A run of records:
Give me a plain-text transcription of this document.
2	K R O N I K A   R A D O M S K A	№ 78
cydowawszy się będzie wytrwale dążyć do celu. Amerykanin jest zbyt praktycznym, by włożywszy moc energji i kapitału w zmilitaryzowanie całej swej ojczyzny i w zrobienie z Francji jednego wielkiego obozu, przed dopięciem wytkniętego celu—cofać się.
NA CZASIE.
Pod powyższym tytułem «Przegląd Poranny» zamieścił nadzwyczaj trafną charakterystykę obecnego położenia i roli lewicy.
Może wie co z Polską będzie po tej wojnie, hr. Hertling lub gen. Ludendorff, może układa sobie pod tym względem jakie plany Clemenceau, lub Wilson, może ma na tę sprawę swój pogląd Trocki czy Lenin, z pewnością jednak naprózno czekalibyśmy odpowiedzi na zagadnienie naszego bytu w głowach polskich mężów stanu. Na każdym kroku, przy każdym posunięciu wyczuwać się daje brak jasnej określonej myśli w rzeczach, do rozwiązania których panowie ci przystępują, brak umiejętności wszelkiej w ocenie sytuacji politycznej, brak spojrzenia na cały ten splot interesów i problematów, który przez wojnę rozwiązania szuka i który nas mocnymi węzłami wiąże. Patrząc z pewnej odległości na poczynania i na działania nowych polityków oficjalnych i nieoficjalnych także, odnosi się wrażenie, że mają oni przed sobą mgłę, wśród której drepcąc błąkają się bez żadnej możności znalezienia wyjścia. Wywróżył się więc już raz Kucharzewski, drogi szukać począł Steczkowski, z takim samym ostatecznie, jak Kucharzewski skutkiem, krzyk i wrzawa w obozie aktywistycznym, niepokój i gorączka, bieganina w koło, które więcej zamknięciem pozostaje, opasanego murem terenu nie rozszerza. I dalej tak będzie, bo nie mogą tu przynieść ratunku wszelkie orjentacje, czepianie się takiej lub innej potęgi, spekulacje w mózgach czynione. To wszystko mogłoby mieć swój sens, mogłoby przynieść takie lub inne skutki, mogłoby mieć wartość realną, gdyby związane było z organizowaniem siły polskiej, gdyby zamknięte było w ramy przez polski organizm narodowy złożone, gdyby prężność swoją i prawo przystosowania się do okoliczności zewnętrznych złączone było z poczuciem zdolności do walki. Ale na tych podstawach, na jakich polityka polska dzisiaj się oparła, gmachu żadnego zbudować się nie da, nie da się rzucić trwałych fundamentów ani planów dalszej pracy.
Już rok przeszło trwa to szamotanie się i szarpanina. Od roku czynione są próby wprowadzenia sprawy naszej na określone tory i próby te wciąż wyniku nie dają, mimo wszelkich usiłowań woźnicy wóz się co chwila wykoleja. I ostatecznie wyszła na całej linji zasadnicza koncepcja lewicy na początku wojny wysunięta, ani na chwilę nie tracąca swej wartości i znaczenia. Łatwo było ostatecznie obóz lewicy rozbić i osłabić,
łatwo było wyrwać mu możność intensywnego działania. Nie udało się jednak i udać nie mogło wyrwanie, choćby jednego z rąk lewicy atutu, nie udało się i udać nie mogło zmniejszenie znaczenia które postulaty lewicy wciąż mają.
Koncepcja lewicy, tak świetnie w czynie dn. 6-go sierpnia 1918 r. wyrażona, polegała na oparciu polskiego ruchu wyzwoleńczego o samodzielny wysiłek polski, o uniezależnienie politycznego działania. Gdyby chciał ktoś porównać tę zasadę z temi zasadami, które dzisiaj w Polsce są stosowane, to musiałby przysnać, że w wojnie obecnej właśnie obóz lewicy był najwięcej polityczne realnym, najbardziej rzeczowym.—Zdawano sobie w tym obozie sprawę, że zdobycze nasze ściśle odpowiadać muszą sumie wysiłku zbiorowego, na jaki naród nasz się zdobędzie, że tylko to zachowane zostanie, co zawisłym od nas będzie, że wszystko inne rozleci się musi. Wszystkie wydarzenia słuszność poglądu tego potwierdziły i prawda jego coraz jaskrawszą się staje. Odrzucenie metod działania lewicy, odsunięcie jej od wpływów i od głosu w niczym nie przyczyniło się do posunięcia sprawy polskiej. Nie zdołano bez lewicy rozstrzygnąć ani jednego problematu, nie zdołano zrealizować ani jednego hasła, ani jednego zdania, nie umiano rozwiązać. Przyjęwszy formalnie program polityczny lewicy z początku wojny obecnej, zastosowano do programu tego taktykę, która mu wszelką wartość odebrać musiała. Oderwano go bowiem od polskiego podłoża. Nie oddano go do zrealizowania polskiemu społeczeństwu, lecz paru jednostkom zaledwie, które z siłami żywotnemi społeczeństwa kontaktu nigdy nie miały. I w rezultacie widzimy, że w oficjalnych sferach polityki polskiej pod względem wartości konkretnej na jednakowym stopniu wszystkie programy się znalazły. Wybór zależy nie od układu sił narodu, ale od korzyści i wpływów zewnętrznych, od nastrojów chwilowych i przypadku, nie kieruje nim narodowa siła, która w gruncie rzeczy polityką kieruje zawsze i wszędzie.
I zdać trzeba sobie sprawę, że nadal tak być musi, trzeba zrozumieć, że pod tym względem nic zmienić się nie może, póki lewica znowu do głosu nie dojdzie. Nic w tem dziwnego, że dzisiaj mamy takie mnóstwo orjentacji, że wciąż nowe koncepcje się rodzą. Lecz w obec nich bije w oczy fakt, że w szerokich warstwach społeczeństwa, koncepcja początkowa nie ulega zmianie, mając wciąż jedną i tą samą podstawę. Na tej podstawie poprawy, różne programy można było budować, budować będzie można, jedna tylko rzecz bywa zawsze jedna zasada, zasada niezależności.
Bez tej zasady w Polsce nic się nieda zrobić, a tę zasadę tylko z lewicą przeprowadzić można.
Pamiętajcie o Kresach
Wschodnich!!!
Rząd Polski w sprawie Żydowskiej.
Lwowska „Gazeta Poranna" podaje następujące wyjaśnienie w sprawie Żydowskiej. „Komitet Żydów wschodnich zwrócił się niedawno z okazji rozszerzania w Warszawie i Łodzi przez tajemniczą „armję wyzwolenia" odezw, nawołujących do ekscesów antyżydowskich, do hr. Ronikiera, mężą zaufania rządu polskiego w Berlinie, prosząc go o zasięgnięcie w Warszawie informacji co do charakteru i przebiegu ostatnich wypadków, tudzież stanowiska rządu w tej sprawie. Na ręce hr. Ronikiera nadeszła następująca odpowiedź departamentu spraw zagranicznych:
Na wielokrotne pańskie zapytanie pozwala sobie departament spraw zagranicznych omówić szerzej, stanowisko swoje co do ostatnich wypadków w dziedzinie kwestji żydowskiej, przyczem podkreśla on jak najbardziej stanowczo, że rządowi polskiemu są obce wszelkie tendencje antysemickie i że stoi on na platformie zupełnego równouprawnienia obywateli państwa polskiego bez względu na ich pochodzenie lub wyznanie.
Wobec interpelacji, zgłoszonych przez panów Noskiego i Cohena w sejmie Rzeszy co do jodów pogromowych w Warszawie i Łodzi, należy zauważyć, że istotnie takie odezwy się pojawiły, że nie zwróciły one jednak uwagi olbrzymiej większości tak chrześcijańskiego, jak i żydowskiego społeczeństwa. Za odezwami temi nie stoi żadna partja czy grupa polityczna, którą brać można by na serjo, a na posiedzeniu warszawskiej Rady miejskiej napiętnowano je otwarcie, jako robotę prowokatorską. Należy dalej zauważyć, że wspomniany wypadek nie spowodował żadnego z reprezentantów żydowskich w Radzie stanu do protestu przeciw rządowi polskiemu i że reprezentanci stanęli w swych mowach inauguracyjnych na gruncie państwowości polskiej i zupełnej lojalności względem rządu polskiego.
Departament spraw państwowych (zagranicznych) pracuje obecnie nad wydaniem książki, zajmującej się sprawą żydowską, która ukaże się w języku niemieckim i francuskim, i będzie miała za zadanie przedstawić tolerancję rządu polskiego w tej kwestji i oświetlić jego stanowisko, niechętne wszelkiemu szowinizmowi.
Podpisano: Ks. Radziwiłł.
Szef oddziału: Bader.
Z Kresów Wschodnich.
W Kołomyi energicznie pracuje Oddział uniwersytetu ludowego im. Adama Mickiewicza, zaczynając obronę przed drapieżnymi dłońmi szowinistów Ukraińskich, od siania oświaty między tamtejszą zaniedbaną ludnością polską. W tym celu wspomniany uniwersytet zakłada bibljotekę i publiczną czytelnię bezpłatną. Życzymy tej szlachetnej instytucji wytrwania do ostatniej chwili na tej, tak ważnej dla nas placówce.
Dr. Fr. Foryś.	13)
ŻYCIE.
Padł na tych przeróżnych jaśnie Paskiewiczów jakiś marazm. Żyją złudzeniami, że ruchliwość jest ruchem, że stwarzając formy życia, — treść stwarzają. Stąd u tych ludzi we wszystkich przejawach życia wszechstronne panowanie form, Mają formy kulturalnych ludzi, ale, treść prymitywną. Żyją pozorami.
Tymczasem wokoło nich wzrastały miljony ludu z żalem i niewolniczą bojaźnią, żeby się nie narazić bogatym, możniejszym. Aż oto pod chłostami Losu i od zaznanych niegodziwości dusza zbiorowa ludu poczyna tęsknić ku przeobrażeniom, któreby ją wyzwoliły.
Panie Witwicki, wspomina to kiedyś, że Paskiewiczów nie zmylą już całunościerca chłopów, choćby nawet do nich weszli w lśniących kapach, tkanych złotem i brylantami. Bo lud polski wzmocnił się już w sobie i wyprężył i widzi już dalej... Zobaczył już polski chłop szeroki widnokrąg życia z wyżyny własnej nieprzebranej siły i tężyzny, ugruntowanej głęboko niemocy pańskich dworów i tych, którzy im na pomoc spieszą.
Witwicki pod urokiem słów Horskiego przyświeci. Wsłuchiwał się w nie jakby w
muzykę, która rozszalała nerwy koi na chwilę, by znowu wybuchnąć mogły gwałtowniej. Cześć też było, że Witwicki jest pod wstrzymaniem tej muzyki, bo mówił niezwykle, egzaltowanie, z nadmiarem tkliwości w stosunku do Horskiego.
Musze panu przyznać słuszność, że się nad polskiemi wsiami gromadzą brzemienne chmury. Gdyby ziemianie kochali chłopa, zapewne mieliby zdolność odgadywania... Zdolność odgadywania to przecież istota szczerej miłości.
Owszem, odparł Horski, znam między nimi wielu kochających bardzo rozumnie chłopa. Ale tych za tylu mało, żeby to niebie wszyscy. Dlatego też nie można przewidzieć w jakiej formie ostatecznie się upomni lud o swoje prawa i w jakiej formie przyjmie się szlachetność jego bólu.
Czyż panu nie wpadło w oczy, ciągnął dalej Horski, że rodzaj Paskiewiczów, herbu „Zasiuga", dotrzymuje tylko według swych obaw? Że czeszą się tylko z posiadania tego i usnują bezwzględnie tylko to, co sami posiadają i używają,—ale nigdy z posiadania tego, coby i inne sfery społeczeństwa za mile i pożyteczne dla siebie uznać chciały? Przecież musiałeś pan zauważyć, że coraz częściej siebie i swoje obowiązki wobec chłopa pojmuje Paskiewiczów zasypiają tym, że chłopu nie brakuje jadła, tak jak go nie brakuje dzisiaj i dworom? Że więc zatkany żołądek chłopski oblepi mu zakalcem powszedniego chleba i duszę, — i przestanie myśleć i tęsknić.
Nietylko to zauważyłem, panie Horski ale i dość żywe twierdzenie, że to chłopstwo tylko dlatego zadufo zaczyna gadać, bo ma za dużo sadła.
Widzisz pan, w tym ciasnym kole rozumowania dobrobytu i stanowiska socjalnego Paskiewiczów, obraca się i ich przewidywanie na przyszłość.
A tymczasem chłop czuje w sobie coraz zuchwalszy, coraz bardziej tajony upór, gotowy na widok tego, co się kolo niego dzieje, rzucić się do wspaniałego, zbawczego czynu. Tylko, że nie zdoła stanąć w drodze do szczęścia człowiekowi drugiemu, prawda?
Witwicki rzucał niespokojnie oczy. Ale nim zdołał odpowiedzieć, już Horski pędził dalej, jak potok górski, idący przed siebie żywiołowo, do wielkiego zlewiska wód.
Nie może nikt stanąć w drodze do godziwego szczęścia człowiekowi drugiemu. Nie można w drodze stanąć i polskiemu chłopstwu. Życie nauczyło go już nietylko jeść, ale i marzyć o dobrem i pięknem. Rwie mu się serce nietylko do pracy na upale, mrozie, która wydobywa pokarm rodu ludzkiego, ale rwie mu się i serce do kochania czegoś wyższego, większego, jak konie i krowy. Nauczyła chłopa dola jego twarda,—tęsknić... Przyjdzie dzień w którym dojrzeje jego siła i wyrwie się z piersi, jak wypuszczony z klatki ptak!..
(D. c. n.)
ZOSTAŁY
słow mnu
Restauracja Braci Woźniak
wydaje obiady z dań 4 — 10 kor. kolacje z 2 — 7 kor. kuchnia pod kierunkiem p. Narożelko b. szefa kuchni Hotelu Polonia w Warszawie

What you are asked to do: Gather up every line in the data above that contains the word "znaczenia", copying each one.

Task response:
Już rok przeszło trwa to szamotanie się i szarpanina. Od roku czynione są próby wprowadzenia sprawy naszej na określone tory i próby te wciąż wyniku nie dają, mimo wszelkich usiłowań woźnicy wóz się co chwila wykoleja. I ostatecznie wyszła na całej linji zasadnicza koncepcja lewicy na początku wojny wysunięta, ani na chwilę nie tracąca swej wartości i znaczenia. Łatwo było ostatecznie obóz lewicy rozbić i osłabić,
łatwo było wyrwać mu możność intensywnego działania. Nie udało się jednak i udać nie mogło wyrwanie, choćby jednego z rąk lewicy atutu, nie udało się i udać nie mogło zmniejszenie znaczenia które postulaty lewicy wciąż mają.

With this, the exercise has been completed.